** ENTRIES PROVIDED **
>>>>

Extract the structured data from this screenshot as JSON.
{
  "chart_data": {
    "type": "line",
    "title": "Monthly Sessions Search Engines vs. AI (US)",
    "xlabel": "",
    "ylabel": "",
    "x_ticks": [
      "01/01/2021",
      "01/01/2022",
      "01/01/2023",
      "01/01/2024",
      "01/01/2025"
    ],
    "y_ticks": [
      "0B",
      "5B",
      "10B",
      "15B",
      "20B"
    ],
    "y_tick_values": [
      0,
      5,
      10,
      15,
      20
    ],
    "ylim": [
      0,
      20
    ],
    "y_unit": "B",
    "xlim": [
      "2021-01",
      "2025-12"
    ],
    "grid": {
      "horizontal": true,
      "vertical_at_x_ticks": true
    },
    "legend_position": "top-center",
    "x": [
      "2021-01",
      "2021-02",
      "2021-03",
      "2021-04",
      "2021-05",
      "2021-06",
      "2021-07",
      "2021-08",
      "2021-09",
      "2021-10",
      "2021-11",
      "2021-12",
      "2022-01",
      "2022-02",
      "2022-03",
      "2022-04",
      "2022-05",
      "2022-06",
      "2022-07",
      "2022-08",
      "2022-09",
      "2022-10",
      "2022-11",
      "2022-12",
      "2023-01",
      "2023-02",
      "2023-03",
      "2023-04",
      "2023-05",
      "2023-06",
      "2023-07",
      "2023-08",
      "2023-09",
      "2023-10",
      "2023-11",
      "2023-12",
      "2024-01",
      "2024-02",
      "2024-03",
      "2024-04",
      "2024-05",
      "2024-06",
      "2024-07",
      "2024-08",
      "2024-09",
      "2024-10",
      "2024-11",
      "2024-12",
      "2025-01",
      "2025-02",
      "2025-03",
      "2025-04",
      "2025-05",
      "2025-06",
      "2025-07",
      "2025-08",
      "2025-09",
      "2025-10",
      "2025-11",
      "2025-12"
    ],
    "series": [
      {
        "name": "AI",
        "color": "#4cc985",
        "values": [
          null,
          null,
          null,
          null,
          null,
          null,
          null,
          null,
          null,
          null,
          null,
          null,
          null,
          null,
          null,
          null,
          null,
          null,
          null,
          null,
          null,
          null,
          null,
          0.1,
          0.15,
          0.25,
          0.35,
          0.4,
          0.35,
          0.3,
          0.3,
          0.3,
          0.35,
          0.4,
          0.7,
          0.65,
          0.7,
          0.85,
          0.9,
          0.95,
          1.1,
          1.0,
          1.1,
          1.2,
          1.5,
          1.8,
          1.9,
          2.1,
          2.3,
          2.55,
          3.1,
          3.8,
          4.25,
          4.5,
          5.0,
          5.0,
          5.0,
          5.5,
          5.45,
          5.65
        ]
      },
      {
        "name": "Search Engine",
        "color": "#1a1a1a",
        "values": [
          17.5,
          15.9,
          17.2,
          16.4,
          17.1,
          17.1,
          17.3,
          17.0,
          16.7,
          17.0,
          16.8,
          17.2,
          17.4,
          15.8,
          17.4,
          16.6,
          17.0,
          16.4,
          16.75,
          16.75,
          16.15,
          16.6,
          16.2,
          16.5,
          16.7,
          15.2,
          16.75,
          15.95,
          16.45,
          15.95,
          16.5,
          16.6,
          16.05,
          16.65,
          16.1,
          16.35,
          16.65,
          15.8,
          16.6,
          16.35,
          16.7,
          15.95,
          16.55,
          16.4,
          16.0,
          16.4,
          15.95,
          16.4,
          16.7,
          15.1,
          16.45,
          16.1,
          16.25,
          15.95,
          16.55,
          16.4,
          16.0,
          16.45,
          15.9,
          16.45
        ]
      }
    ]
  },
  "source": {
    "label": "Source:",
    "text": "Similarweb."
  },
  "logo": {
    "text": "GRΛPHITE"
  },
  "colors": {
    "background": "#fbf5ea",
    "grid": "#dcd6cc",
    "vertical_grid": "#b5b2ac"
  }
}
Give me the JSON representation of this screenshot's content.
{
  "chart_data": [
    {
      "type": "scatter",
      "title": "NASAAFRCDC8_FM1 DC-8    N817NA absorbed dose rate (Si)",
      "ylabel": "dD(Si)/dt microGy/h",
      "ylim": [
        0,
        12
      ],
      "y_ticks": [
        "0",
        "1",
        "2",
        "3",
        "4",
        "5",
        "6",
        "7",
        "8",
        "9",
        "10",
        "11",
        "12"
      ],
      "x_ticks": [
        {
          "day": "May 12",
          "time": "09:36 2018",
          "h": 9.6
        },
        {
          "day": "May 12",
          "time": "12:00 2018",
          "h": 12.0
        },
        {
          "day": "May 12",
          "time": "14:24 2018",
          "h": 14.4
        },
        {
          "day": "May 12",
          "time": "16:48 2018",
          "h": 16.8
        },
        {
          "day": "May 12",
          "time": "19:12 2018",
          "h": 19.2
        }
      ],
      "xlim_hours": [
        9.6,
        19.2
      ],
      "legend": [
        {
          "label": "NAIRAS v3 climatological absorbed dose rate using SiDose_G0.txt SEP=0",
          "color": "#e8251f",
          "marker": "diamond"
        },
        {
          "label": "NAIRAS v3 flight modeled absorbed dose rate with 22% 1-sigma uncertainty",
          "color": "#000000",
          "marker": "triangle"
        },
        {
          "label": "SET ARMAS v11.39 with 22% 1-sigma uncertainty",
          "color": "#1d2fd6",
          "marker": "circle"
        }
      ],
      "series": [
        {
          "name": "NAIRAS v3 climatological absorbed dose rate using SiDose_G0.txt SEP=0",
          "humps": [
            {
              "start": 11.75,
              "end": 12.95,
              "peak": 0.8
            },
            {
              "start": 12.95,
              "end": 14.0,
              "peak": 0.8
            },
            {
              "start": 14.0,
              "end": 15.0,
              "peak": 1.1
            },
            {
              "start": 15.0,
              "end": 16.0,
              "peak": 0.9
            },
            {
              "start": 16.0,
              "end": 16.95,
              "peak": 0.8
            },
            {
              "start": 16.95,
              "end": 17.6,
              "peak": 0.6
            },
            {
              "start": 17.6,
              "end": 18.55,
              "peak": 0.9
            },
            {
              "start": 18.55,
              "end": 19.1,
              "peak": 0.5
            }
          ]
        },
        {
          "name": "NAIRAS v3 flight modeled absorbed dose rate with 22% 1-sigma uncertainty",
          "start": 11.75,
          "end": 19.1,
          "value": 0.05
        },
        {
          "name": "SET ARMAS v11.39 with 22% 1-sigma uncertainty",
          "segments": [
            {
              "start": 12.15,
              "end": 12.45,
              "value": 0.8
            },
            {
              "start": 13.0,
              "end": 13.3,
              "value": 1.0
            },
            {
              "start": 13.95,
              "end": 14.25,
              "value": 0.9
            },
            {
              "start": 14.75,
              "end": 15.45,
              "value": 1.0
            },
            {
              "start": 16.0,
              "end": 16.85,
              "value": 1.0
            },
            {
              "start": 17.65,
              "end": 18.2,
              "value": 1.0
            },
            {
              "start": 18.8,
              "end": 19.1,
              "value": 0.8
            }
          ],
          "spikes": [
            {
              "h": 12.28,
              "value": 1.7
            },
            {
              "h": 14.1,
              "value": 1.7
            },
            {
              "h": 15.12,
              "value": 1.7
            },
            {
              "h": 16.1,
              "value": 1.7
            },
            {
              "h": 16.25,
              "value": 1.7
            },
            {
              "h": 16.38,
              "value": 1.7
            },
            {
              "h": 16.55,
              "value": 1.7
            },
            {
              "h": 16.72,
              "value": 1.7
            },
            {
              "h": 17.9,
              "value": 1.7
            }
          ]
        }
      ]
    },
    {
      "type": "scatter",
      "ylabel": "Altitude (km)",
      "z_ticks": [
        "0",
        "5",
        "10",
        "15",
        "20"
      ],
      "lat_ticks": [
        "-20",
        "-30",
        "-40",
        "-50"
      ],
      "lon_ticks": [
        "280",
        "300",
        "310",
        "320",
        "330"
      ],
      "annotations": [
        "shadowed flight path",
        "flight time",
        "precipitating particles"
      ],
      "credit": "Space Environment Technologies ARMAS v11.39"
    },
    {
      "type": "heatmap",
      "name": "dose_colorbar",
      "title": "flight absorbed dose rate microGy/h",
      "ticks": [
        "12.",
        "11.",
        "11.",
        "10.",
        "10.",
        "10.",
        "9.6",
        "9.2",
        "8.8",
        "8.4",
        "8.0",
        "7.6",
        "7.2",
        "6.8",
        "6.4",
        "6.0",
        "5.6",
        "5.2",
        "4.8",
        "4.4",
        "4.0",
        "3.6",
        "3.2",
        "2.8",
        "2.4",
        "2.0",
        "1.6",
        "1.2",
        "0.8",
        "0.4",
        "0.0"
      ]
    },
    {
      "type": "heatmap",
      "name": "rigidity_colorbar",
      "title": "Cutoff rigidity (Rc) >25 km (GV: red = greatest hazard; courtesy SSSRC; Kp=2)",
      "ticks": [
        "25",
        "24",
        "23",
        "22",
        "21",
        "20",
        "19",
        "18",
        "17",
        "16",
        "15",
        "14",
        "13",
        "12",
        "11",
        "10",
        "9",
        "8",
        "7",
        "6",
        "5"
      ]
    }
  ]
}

<<<<

** SHORT PROBLEM **
Write out every line of the data that holds the word "marker".

** EXERCISE RESPONSE **
          "marker": "diamond"
          "marker": "triangle"
          "marker": "circle"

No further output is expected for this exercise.